• [Material for this exercise]
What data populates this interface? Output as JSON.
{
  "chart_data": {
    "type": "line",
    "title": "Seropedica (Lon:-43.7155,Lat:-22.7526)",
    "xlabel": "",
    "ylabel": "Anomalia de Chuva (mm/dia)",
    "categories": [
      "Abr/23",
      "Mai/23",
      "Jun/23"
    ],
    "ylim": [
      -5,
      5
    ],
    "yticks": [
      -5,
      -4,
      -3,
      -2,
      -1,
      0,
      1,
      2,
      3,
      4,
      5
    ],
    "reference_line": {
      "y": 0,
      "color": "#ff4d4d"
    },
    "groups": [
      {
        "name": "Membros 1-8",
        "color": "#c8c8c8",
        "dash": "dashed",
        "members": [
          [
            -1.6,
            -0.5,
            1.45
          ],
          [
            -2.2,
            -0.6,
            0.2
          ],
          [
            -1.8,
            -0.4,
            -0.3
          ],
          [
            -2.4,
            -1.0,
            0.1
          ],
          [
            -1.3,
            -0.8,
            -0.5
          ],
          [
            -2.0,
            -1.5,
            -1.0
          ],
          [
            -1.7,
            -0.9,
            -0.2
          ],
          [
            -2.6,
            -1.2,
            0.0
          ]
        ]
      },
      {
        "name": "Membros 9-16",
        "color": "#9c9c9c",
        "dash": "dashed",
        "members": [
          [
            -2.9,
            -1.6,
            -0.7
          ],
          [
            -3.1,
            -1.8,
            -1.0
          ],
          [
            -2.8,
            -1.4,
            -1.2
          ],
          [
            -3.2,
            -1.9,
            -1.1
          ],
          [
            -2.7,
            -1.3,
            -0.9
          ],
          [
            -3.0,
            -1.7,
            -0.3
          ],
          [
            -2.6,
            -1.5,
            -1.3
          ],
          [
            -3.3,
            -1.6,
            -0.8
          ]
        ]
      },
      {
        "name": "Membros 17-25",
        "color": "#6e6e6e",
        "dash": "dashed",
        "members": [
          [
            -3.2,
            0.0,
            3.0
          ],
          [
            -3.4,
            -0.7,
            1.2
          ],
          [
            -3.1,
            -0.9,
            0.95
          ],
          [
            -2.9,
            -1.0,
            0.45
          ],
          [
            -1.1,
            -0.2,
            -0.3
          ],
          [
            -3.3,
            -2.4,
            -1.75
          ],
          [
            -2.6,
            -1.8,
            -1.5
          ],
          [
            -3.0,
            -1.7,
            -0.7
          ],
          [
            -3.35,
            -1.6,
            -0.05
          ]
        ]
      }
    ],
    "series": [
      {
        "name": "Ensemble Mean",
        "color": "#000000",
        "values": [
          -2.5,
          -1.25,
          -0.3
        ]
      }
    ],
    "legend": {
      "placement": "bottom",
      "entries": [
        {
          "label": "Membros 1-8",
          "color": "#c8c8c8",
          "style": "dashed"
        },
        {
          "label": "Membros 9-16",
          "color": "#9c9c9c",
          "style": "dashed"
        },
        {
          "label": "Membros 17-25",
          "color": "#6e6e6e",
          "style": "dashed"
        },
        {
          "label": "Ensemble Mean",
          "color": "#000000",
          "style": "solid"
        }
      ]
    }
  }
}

• [Objective] Copy the data above exactly. Every line must be included.

• [Full response]
What data populates this interface? Output as JSON.
{
  "chart_data": {
    "type": "line",
    "title": "Seropedica (Lon:-43.7155,Lat:-22.7526)",
    "xlabel": "",
    "ylabel": "Anomalia de Chuva (mm/dia)",
    "categories": [
      "Abr/23",
      "Mai/23",
      "Jun/23"
    ],
    "ylim": [
      -5,
      5
    ],
    "yticks": [
      -5,
      -4,
      -3,
      -2,
      -1,
      0,
      1,
      2,
      3,
      4,
      5
    ],
    "reference_line": {
      "y": 0,
      "color": "#ff4d4d"
    },
    "groups": [
      {
        "name": "Membros 1-8",
        "color": "#c8c8c8",
        "dash": "dashed",
        "members": [
          [
            -1.6,
            -0.5,
            1.45
          ],
          [
            -2.2,
            -0.6,
            0.2
          ],
          [
            -1.8,
            -0.4,
            -0.3
          ],
          [
            -2.4,
            -1.0,
            0.1
          ],
          [
            -1.3,
            -0.8,
            -0.5
          ],
          [
            -2.0,
            -1.5,
            -1.0
          ],
          [
            -1.7,
            -0.9,
            -0.2
          ],
          [
            -2.6,
            -1.2,
            0.0
          ]
        ]
      },
      {
        "name": "Membros 9-16",
        "color": "#9c9c9c",
        "dash": "dashed",
        "members": [
          [
            -2.9,
            -1.6,
            -0.7
          ],
          [
            -3.1,
            -1.8,
            -1.0
          ],
          [
            -2.8,
            -1.4,
            -1.2
          ],
          [
            -3.2,
            -1.9,
            -1.1
          ],
          [
            -2.7,
            -1.3,
            -0.9
          ],
          [
            -3.0,
            -1.7,
            -0.3
          ],
          [
            -2.6,
            -1.5,
            -1.3
          ],
          [
            -3.3,
            -1.6,
            -0.8
          ]
        ]
      },
      {
        "name": "Membros 17-25",
        "color": "#6e6e6e",
        "dash": "dashed",
        "members": [
          [
            -3.2,
            0.0,
            3.0
          ],
          [
            -3.4,
            -0.7,
            1.2
          ],
          [
            -3.1,
            -0.9,
            0.95
          ],
          [
            -2.9,
            -1.0,
            0.45
          ],
          [
            -1.1,
            -0.2,
            -0.3
          ],
          [
            -3.3,
            -2.4,
            -1.75
          ],
          [
            -2.6,
            -1.8,
            -1.5
          ],
          [
            -3.0,
            -1.7,
            -0.7
          ],
          [
            -3.35,
            -1.6,
            -0.05
          ]
        ]
      }
    ],
    "series": [
      {
        "name": "Ensemble Mean",
        "color": "#000000",
        "values": [
          -2.5,
          -1.25,
          -0.3
        ]
      }
    ],
    "legend": {
      "placement": "bottom",
      "entries": [
        {
          "label": "Membros 1-8",
          "color": "#c8c8c8",
          "style": "dashed"
        },
        {
          "label": "Membros 9-16",
          "color": "#9c9c9c",
          "style": "dashed"
        },
        {
          "label": "Membros 17-25",
          "color": "#6e6e6e",
          "style": "dashed"
        },
        {
          "label": "Ensemble Mean",
          "color": "#000000",
          "style": "solid"
        }
      ]
    }
  }
}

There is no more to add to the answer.